* **Exercise goal**: Your task is to tally the lines of the listing containing the word "object" and report the figure alone.

[start]

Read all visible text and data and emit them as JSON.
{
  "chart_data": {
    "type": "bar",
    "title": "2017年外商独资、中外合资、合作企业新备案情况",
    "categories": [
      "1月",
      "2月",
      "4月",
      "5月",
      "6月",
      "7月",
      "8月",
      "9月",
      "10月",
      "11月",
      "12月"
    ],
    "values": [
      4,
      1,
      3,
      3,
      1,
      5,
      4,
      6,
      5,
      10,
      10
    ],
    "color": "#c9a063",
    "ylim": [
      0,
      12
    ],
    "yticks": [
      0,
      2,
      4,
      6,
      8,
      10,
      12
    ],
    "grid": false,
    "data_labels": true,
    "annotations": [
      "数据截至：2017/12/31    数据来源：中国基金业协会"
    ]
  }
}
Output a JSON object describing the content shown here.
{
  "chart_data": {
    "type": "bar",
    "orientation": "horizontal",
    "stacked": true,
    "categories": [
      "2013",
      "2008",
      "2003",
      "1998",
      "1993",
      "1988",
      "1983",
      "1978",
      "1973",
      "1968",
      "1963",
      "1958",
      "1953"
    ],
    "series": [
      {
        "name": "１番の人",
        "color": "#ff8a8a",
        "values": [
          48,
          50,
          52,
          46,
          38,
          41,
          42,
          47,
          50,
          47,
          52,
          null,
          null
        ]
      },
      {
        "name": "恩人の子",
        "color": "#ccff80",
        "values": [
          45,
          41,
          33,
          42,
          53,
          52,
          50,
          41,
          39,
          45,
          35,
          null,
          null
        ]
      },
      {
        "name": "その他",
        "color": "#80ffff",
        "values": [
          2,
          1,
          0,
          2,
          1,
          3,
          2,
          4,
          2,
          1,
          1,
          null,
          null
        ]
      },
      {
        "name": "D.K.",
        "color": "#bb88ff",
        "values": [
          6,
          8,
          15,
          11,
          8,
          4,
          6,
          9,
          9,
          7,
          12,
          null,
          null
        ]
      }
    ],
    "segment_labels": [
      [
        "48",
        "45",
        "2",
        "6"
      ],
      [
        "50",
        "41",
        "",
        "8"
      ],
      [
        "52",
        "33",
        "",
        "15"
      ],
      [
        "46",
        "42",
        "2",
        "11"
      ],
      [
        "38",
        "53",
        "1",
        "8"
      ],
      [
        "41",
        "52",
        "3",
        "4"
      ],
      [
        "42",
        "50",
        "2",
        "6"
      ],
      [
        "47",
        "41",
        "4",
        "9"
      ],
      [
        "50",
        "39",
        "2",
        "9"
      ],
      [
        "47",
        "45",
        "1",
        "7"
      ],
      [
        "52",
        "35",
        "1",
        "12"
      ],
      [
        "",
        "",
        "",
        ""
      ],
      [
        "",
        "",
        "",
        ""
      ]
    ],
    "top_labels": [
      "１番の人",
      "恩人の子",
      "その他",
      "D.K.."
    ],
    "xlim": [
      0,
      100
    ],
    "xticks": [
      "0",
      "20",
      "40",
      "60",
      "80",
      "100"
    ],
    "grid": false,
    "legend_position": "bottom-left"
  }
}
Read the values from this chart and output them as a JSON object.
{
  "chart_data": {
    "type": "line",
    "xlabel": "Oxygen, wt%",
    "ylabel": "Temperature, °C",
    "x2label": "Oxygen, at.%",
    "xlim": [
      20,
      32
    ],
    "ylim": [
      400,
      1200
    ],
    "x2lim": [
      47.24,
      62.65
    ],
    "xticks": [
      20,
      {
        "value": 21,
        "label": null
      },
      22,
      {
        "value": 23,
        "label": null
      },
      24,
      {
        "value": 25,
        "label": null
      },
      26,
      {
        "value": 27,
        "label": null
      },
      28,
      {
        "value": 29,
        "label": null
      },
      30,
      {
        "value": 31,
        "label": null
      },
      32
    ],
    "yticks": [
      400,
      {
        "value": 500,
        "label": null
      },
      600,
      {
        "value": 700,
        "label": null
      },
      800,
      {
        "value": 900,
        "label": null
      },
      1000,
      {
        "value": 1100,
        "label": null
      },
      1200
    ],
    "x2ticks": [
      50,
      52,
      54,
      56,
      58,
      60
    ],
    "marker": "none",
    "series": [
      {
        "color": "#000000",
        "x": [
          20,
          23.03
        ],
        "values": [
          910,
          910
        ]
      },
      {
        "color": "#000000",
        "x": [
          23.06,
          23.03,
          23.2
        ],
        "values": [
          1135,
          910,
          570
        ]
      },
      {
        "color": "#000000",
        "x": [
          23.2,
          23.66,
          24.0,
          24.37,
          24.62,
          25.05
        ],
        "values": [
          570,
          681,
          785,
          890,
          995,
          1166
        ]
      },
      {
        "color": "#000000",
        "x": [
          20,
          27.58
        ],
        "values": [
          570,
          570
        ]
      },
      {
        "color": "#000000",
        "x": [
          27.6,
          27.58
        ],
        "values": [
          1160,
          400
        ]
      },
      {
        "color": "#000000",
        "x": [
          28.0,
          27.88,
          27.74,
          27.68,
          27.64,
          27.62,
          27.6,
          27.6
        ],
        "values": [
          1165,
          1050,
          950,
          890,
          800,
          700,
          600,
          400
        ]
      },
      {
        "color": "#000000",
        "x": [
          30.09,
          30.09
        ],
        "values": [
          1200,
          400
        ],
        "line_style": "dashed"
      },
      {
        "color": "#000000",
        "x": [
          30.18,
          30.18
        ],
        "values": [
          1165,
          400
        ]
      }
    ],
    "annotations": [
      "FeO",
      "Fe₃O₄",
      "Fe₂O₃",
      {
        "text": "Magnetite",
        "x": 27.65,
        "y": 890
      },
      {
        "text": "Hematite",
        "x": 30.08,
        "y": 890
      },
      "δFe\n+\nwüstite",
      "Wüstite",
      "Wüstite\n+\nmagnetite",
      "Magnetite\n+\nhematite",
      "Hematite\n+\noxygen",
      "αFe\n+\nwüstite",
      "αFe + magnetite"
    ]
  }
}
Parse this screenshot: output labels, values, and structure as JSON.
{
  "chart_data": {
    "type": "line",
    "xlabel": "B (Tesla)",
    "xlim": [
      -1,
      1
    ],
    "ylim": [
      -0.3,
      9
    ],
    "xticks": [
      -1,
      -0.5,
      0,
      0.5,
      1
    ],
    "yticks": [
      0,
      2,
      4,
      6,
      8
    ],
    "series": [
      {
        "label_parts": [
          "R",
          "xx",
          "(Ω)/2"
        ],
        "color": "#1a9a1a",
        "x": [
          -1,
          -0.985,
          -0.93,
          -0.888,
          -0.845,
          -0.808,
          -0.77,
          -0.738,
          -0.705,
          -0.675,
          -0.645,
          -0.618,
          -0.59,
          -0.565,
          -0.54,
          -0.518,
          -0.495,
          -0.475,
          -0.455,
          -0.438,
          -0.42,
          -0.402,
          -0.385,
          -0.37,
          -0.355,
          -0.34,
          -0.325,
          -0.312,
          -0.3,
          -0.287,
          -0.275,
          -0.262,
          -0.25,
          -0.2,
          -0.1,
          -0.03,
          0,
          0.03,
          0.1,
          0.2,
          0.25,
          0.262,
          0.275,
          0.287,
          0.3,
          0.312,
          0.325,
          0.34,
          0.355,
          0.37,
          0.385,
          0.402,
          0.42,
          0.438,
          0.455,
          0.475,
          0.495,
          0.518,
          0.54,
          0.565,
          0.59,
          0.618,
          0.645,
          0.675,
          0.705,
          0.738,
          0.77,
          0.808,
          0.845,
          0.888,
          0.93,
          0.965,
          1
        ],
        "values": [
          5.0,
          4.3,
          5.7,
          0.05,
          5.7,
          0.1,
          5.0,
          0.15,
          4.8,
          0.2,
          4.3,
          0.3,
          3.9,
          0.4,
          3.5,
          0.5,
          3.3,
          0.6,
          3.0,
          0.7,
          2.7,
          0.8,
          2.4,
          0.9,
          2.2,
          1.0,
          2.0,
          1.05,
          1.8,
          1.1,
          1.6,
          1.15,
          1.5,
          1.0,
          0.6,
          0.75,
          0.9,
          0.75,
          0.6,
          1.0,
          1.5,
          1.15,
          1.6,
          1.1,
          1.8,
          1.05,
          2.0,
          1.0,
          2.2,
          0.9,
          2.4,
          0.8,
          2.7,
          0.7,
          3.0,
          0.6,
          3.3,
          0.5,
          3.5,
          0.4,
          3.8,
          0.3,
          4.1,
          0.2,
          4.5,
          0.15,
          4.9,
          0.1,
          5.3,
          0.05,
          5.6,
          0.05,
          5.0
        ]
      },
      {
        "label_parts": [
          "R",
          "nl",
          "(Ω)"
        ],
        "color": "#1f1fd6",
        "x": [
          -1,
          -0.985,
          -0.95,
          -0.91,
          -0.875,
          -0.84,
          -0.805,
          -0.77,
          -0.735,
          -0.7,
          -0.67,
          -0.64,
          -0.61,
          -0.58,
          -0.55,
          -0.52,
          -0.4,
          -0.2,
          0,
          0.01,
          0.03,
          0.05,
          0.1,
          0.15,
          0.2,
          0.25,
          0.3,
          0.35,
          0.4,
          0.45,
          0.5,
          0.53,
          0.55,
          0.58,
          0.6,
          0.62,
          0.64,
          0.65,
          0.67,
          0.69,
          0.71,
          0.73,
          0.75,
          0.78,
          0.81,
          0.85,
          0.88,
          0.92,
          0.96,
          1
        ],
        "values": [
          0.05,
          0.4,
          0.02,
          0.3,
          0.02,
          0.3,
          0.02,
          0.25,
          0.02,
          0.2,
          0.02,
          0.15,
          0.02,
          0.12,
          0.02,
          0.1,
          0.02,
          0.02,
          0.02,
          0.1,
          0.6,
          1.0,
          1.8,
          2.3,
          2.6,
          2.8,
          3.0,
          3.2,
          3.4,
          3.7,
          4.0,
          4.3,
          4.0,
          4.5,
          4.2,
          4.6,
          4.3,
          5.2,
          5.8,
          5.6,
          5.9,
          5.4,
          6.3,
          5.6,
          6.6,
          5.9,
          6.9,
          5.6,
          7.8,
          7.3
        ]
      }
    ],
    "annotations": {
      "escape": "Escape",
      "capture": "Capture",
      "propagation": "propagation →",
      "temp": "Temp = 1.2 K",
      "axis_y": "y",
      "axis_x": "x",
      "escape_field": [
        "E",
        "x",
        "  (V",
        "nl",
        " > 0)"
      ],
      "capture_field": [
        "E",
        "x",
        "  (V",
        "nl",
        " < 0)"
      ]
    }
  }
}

[end]

* **Right answer**: 2